Data extract:
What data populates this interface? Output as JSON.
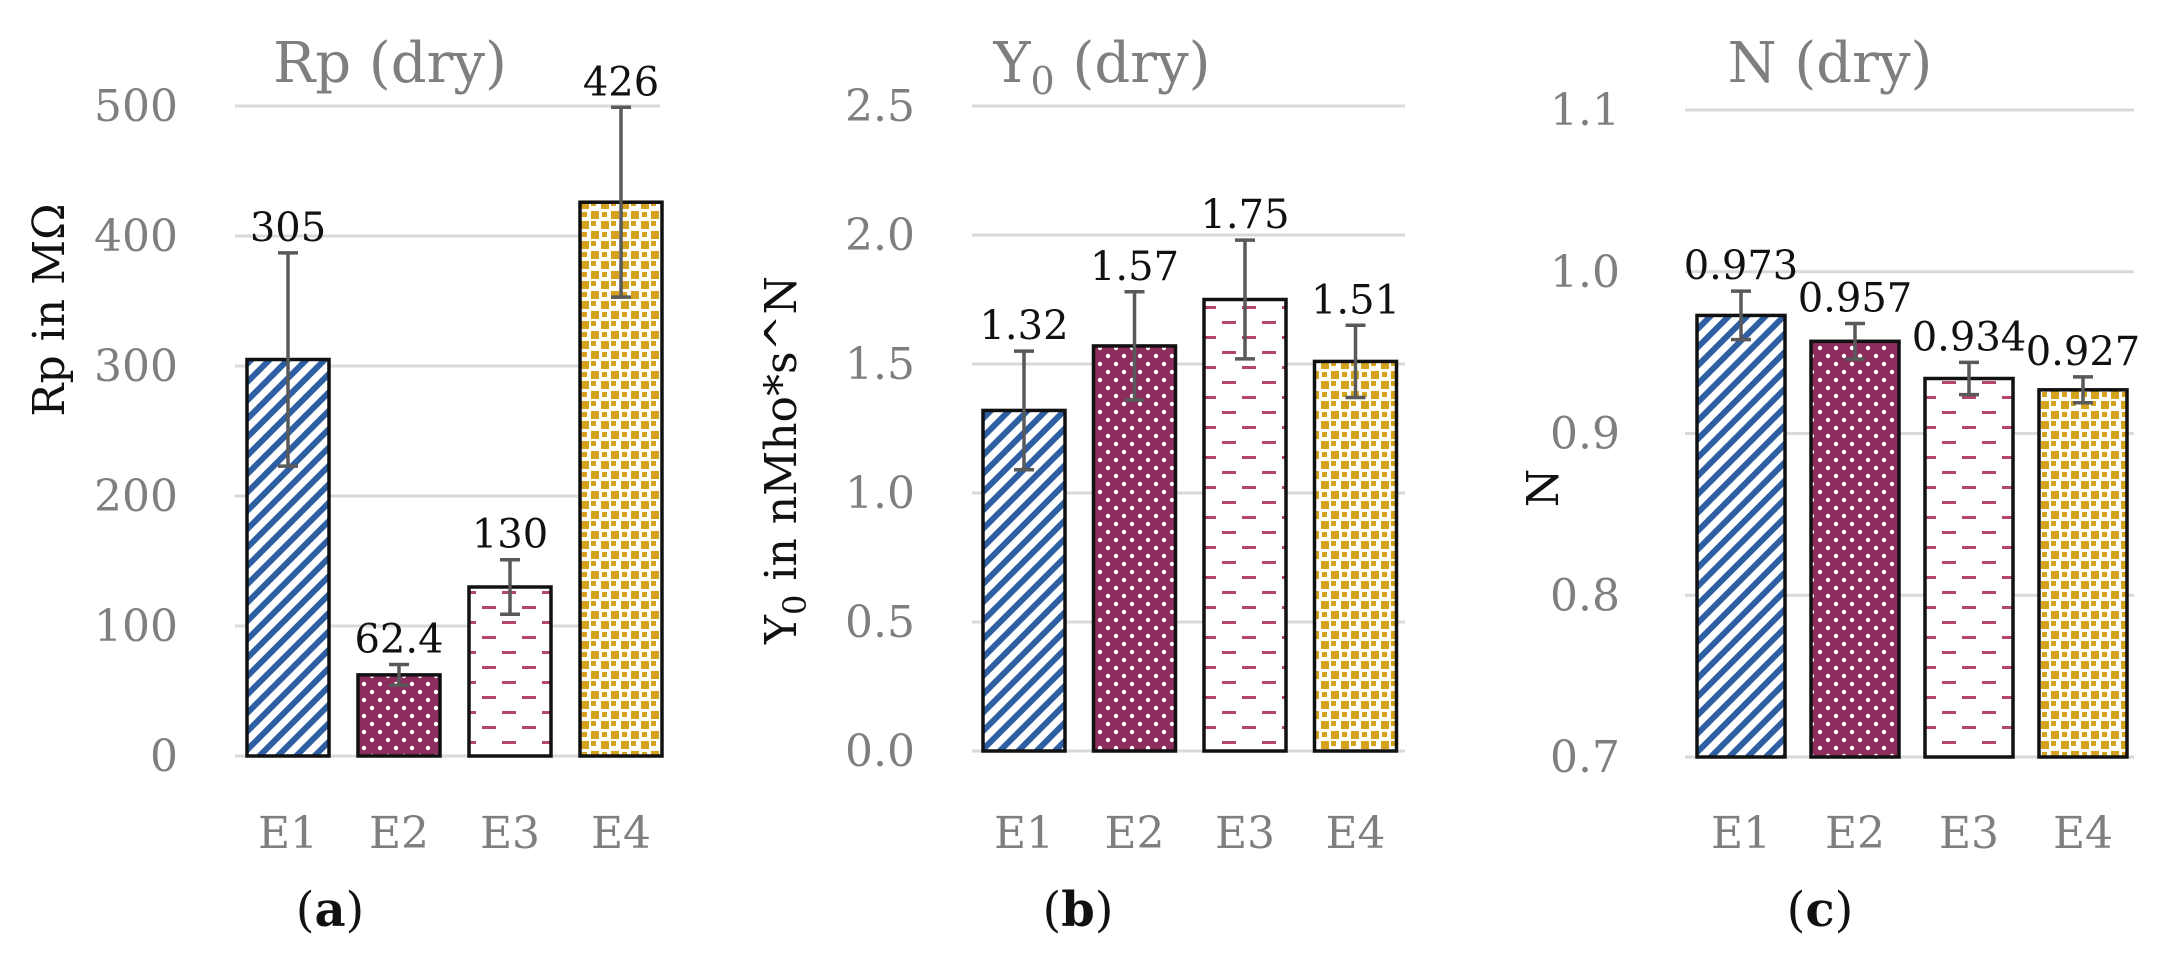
{
  "chart_data": [
    {
      "type": "bar",
      "title": "Rp (dry)",
      "ylabel": "Rp in MΩ",
      "categories": [
        "E1",
        "E2",
        "E3",
        "E4"
      ],
      "values": [
        305,
        62.4,
        130,
        426
      ],
      "value_labels": [
        "305",
        "62.4",
        "130",
        "426"
      ],
      "error": [
        82,
        8,
        21,
        73
      ],
      "ylim": [
        0,
        500
      ],
      "yticks": [
        0,
        100,
        200,
        300,
        400,
        500
      ],
      "ytick_labels": [
        "0",
        "100",
        "200",
        "300",
        "400",
        "500"
      ],
      "panel_open": "(",
      "panel_letter": "a",
      "panel_close": ")"
    },
    {
      "type": "bar",
      "title_main": "Y",
      "title_sub": "0",
      "title_rest": " (dry)",
      "ylabel_main": "Y",
      "ylabel_sub": "0",
      "ylabel_rest": " in nMho*s^N",
      "categories": [
        "E1",
        "E2",
        "E3",
        "E4"
      ],
      "values": [
        1.32,
        1.57,
        1.75,
        1.51
      ],
      "value_labels": [
        "1.32",
        "1.57",
        "1.75",
        "1.51"
      ],
      "error": [
        0.23,
        0.21,
        0.23,
        0.14
      ],
      "ylim": [
        0,
        2.5
      ],
      "yticks": [
        0,
        0.5,
        1.0,
        1.5,
        2.0,
        2.5
      ],
      "ytick_labels": [
        "0.0",
        "0.5",
        "1.0",
        "1.5",
        "2.0",
        "2.5"
      ],
      "panel_open": "(",
      "panel_letter": "b",
      "panel_close": ")"
    },
    {
      "type": "bar",
      "title": "N (dry)",
      "ylabel": "N",
      "categories": [
        "E1",
        "E2",
        "E3",
        "E4"
      ],
      "values": [
        0.973,
        0.957,
        0.934,
        0.927
      ],
      "value_labels": [
        "0.973",
        "0.957",
        "0.934",
        "0.927"
      ],
      "error": [
        0.015,
        0.011,
        0.01,
        0.008
      ],
      "ylim": [
        0.7,
        1.1
      ],
      "yticks": [
        0.7,
        0.8,
        0.9,
        1.0,
        1.1
      ],
      "ytick_labels": [
        "0.7",
        "0.8",
        "0.9",
        "1.0",
        "1.1"
      ],
      "panel_open": "(",
      "panel_letter": "c",
      "panel_close": ")"
    }
  ],
  "colors": {
    "E1": "#2e5fa3",
    "E2": "#8c2d5e",
    "E3": "#b3456f",
    "E4": "#d4a21c",
    "grid": "#d9d9d9",
    "text_gray": "#7f7f7f",
    "error_bar": "#595959"
  }
}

Problem:
From start to finish, output the listing exactly, but omit its pictures.

Exercise answer:
What data populates this interface? Output as JSON.
{
  "chart_data": [
    {
      "type": "bar",
      "title": "Rp (dry)",
      "ylabel": "Rp in MΩ",
      "categories": [
        "E1",
        "E2",
        "E3",
        "E4"
      ],
      "values": [
        305,
        62.4,
        130,
        426
      ],
      "value_labels": [
        "305",
        "62.4",
        "130",
        "426"
      ],
      "error": [
        82,
        8,
        21,
        73
      ],
      "ylim": [
        0,
        500
      ],
      "yticks": [
        0,
        100,
        200,
        300,
        400,
        500
      ],
      "ytick_labels": [
        "0",
        "100",
        "200",
        "300",
        "400",
        "500"
      ],
      "panel_open": "(",
      "panel_letter": "a",
      "panel_close": ")"
    },
    {
      "type": "bar",
      "title_main": "Y",
      "title_sub": "0",
      "title_rest": " (dry)",
      "ylabel_main": "Y",
      "ylabel_sub": "0",
      "ylabel_rest": " in nMho*s^N",
      "categories": [
        "E1",
        "E2",
        "E3",
        "E4"
      ],
      "values": [
        1.32,
        1.57,
        1.75,
        1.51
      ],
      "value_labels": [
        "1.32",
        "1.57",
        "1.75",
        "1.51"
      ],
      "error": [
        0.23,
        0.21,
        0.23,
        0.14
      ],
      "ylim": [
        0,
        2.5
      ],
      "yticks": [
        0,
        0.5,
        1.0,
        1.5,
        2.0,
        2.5
      ],
      "ytick_labels": [
        "0.0",
        "0.5",
        "1.0",
        "1.5",
        "2.0",
        "2.5"
      ],
      "panel_open": "(",
      "panel_letter": "b",
      "panel_close": ")"
    },
    {
      "type": "bar",
      "title": "N (dry)",
      "ylabel": "N",
      "categories": [
        "E1",
        "E2",
        "E3",
        "E4"
      ],
      "values": [
        0.973,
        0.957,
        0.934,
        0.927
      ],
      "value_labels": [
        "0.973",
        "0.957",
        "0.934",
        "0.927"
      ],
      "error": [
        0.015,
        0.011,
        0.01,
        0.008
      ],
      "ylim": [
        0.7,
        1.1
      ],
      "yticks": [
        0.7,
        0.8,
        0.9,
        1.0,
        1.1
      ],
      "ytick_labels": [
        "0.7",
        "0.8",
        "0.9",
        "1.0",
        "1.1"
      ],
      "panel_open": "(",
      "panel_letter": "c",
      "panel_close": ")"
    }
  ],
  "colors": {
    "E1": "#2e5fa3",
    "E2": "#8c2d5e",
    "E3": "#b3456f",
    "E4": "#d4a21c",
    "grid": "#d9d9d9",
    "text_gray": "#7f7f7f",
    "error_bar": "#595959"
  }
}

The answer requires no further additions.